Could you rewrite the lines below as a numbered list, leaving out any blank lines?

───── Available data ─────

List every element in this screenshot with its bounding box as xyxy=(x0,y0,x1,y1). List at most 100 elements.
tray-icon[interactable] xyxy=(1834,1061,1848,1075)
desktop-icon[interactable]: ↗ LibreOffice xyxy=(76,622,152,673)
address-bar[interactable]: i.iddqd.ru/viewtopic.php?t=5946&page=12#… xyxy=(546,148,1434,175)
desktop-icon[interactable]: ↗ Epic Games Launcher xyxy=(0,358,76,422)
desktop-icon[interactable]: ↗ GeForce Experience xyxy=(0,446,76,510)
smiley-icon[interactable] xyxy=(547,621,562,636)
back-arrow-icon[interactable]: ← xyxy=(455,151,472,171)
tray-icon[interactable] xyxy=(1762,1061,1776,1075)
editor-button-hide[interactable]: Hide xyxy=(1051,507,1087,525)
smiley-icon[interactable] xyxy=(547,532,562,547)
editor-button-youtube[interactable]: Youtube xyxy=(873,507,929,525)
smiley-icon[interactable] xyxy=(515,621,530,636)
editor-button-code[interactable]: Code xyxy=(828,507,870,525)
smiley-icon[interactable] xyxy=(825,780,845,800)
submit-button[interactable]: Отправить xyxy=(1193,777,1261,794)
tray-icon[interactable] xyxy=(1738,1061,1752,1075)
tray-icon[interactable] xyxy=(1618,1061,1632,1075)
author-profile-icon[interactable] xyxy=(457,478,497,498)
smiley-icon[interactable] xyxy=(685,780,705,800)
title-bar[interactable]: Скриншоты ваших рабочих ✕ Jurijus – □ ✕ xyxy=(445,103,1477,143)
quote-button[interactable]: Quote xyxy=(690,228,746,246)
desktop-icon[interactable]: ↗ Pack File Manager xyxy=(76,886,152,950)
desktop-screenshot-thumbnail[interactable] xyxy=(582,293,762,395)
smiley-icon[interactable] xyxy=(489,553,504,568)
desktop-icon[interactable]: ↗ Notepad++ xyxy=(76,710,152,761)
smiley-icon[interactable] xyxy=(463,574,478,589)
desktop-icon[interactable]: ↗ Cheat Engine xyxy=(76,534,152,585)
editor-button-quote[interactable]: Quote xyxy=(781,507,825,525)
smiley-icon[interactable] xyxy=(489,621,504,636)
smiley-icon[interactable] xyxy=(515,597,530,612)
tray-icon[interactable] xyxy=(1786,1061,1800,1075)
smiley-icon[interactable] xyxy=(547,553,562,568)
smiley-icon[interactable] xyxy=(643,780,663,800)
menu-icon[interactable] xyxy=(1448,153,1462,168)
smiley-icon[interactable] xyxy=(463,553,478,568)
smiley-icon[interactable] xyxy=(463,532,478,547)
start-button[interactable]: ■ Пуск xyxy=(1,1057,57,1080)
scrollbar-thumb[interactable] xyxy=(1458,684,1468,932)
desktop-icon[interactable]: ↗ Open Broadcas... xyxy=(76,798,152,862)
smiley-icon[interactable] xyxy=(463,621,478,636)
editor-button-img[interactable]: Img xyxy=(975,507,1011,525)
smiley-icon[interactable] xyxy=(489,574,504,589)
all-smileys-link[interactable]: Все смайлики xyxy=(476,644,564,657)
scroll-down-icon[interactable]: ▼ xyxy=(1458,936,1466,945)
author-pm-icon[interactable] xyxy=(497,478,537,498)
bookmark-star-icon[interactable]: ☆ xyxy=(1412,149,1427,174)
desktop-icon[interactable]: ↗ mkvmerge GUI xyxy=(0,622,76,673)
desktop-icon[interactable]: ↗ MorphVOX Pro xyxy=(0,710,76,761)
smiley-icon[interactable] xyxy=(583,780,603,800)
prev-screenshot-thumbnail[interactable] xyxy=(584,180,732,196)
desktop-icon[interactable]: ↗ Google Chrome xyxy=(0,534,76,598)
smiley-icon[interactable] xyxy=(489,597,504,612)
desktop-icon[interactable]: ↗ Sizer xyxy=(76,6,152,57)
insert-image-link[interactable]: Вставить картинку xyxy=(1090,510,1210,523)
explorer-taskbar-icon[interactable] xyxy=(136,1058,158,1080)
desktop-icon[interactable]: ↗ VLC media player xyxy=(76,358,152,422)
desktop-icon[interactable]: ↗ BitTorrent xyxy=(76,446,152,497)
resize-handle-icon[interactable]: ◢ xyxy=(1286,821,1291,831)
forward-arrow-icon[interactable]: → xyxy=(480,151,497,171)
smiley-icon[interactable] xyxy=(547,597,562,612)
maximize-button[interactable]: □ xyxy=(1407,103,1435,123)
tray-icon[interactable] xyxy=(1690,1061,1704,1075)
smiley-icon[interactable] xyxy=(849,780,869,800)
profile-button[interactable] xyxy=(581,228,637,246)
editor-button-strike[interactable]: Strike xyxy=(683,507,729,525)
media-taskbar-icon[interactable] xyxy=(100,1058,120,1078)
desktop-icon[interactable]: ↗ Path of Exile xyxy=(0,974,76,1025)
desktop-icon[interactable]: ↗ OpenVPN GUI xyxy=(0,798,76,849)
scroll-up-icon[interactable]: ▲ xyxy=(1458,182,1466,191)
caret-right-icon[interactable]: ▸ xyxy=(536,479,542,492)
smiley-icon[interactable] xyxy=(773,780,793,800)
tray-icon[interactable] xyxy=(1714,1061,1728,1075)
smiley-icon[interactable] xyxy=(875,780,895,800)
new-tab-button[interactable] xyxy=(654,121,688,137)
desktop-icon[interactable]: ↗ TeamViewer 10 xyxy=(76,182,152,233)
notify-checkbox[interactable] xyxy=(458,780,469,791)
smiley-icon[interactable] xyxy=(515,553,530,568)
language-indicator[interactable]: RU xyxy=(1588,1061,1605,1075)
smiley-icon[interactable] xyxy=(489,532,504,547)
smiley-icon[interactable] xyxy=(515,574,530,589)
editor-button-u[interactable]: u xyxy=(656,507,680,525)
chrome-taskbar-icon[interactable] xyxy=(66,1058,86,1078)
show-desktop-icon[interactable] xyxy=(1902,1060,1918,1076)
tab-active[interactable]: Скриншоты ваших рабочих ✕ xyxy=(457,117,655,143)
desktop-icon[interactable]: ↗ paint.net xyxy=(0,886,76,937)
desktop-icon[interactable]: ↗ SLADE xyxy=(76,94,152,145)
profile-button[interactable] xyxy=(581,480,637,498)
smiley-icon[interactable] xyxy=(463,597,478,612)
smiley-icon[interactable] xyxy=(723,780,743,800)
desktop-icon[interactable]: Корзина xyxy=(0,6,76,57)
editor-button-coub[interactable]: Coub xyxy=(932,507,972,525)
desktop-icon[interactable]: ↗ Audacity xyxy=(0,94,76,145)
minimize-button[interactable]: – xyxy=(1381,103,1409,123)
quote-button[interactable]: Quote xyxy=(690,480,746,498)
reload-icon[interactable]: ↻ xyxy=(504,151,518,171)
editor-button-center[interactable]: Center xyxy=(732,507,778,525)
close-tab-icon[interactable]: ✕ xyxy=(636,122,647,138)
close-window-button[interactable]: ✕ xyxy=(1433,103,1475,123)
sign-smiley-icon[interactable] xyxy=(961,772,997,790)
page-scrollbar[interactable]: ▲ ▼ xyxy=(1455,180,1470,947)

─────

◆ **Task response**
1. List every element in this screenshot with its bounding box as xyxy=(x0,y0,x1,y1). List at most 100 elements.
2. tray-icon[interactable] xyxy=(1834,1061,1848,1075)
3. desktop-icon[interactable]: ↗ LibreOffice xyxy=(76,622,152,673)
4. address-bar[interactable]: i.iddqd.ru/viewtopic.php?t=5946&page=12#… xyxy=(546,148,1434,175)
5. desktop-icon[interactable]: ↗ Epic Games Launcher xyxy=(0,358,76,422)
6. desktop-icon[interactable]: ↗ GeForce Experience xyxy=(0,446,76,510)
7. smiley-icon[interactable] xyxy=(547,621,562,636)
8. back-arrow-icon[interactable]: ← xyxy=(455,151,472,171)
9. tray-icon[interactable] xyxy=(1762,1061,1776,1075)
10. editor-button-hide[interactable]: Hide xyxy=(1051,507,1087,525)
11. smiley-icon[interactable] xyxy=(547,532,562,547)
12. editor-button-youtube[interactable]: Youtube xyxy=(873,507,929,525)
13. smiley-icon[interactable] xyxy=(515,621,530,636)
14. editor-button-code[interactable]: Code xyxy=(828,507,870,525)
15. smiley-icon[interactable] xyxy=(825,780,845,800)
16. submit-button[interactable]: Отправить xyxy=(1193,777,1261,794)
17. tray-icon[interactable] xyxy=(1738,1061,1752,1075)
18. tray-icon[interactable] xyxy=(1618,1061,1632,1075)
19. author-profile-icon[interactable] xyxy=(457,478,497,498)
20. smiley-icon[interactable] xyxy=(685,780,705,800)
21. title-bar[interactable]: Скриншоты ваших рабочих ✕ Jurijus – □ ✕ xyxy=(445,103,1477,143)
22. quote-button[interactable]: Quote xyxy=(690,228,746,246)
23. desktop-icon[interactable]: ↗ Pack File Manager xyxy=(76,886,152,950)
24. desktop-screenshot-thumbnail[interactable] xyxy=(582,293,762,395)
25. smiley-icon[interactable] xyxy=(489,553,504,568)
26. desktop-icon[interactable]: ↗ Notepad++ xyxy=(76,710,152,761)
27. smiley-icon[interactable] xyxy=(463,574,478,589)
28. desktop-icon[interactable]: ↗ Cheat Engine xyxy=(76,534,152,585)
29. editor-button-quote[interactable]: Quote xyxy=(781,507,825,525)
30. smiley-icon[interactable] xyxy=(489,621,504,636)
31. smiley-icon[interactable] xyxy=(515,597,530,612)
32. tray-icon[interactable] xyxy=(1786,1061,1800,1075)
33. smiley-icon[interactable] xyxy=(547,553,562,568)
34. smiley-icon[interactable] xyxy=(643,780,663,800)
35. menu-icon[interactable] xyxy=(1448,153,1462,168)
36. smiley-icon[interactable] xyxy=(463,553,478,568)
37. smiley-icon[interactable] xyxy=(463,532,478,547)
38. start-button[interactable]: ■ Пуск xyxy=(1,1057,57,1080)
39. scrollbar-thumb[interactable] xyxy=(1458,684,1468,932)
40. desktop-icon[interactable]: ↗ Open Broadcas... xyxy=(76,798,152,862)
41. smiley-icon[interactable] xyxy=(463,621,478,636)
42. editor-button-img[interactable]: Img xyxy=(975,507,1011,525)
43. smiley-icon[interactable] xyxy=(489,574,504,589)
44. all-smileys-link[interactable]: Все смайлики xyxy=(476,644,564,657)
45. scroll-down-icon[interactable]: ▼ xyxy=(1458,936,1466,945)
46. author-pm-icon[interactable] xyxy=(497,478,537,498)
47. bookmark-star-icon[interactable]: ☆ xyxy=(1412,149,1427,174)
48. desktop-icon[interactable]: ↗ mkvmerge GUI xyxy=(0,622,76,673)
49. desktop-icon[interactable]: ↗ MorphVOX Pro xyxy=(0,710,76,761)
50. smiley-icon[interactable] xyxy=(583,780,603,800)
51. prev-screenshot-thumbnail[interactable] xyxy=(584,180,732,196)
52. desktop-icon[interactable]: ↗ Google Chrome xyxy=(0,534,76,598)
53. smiley-icon[interactable] xyxy=(489,597,504,612)
54. desktop-icon[interactable]: ↗ Sizer xyxy=(76,6,152,57)
55. insert-image-link[interactable]: Вставить картинку xyxy=(1090,510,1210,523)
56. explorer-taskbar-icon[interactable] xyxy=(136,1058,158,1080)
57. desktop-icon[interactable]: ↗ VLC media player xyxy=(76,358,152,422)
58. desktop-icon[interactable]: ↗ BitTorrent xyxy=(76,446,152,497)
59. resize-handle-icon[interactable]: ◢ xyxy=(1286,821,1291,831)
60. forward-arrow-icon[interactable]: → xyxy=(480,151,497,171)
61. smiley-icon[interactable] xyxy=(547,597,562,612)
62. maximize-button[interactable]: □ xyxy=(1407,103,1435,123)
63. tray-icon[interactable] xyxy=(1690,1061,1704,1075)
64. smiley-icon[interactable] xyxy=(849,780,869,800)
65. profile-button[interactable] xyxy=(581,228,637,246)
66. editor-button-strike[interactable]: Strike xyxy=(683,507,729,525)
67. media-taskbar-icon[interactable] xyxy=(100,1058,120,1078)
68. desktop-icon[interactable]: ↗ Path of Exile xyxy=(0,974,76,1025)
69. desktop-icon[interactable]: ↗ OpenVPN GUI xyxy=(0,798,76,849)
70. scroll-up-icon[interactable]: ▲ xyxy=(1458,182,1466,191)
71. caret-right-icon[interactable]: ▸ xyxy=(536,479,542,492)
72. smiley-icon[interactable] xyxy=(773,780,793,800)
73. tray-icon[interactable] xyxy=(1714,1061,1728,1075)
74. smiley-icon[interactable] xyxy=(875,780,895,800)
75. new-tab-button[interactable] xyxy=(654,121,688,137)
76. desktop-icon[interactable]: ↗ TeamViewer 10 xyxy=(76,182,152,233)
77. notify-checkbox[interactable] xyxy=(458,780,469,791)
78. smiley-icon[interactable] xyxy=(515,553,530,568)
79. language-indicator[interactable]: RU xyxy=(1588,1061,1605,1075)
80. smiley-icon[interactable] xyxy=(489,532,504,547)
81. smiley-icon[interactable] xyxy=(515,574,530,589)
82. editor-button-u[interactable]: u xyxy=(656,507,680,525)
83. chrome-taskbar-icon[interactable] xyxy=(66,1058,86,1078)
84. show-desktop-icon[interactable] xyxy=(1902,1060,1918,1076)
85. tab-active[interactable]: Скриншоты ваших рабочих ✕ xyxy=(457,117,655,143)
86. desktop-icon[interactable]: ↗ paint.net xyxy=(0,886,76,937)
87. desktop-icon[interactable]: ↗ SLADE xyxy=(76,94,152,145)
88. profile-button[interactable] xyxy=(581,480,637,498)
89. smiley-icon[interactable] xyxy=(463,597,478,612)
90. smiley-icon[interactable] xyxy=(723,780,743,800)
91. desktop-icon[interactable]: Корзина xyxy=(0,6,76,57)
92. editor-button-coub[interactable]: Coub xyxy=(932,507,972,525)
93. desktop-icon[interactable]: ↗ Audacity xyxy=(0,94,76,145)
94. minimize-button[interactable]: – xyxy=(1381,103,1409,123)
95. quote-button[interactable]: Quote xyxy=(690,480,746,498)
96. reload-icon[interactable]: ↻ xyxy=(504,151,518,171)
97. editor-button-center[interactable]: Center xyxy=(732,507,778,525)
98. close-tab-icon[interactable]: ✕ xyxy=(636,122,647,138)
99. close-window-button[interactable]: ✕ xyxy=(1433,103,1475,123)
100. sign-smiley-icon[interactable] xyxy=(961,772,997,790)
101. page-scrollbar[interactable]: ▲ ▼ xyxy=(1455,180,1470,947)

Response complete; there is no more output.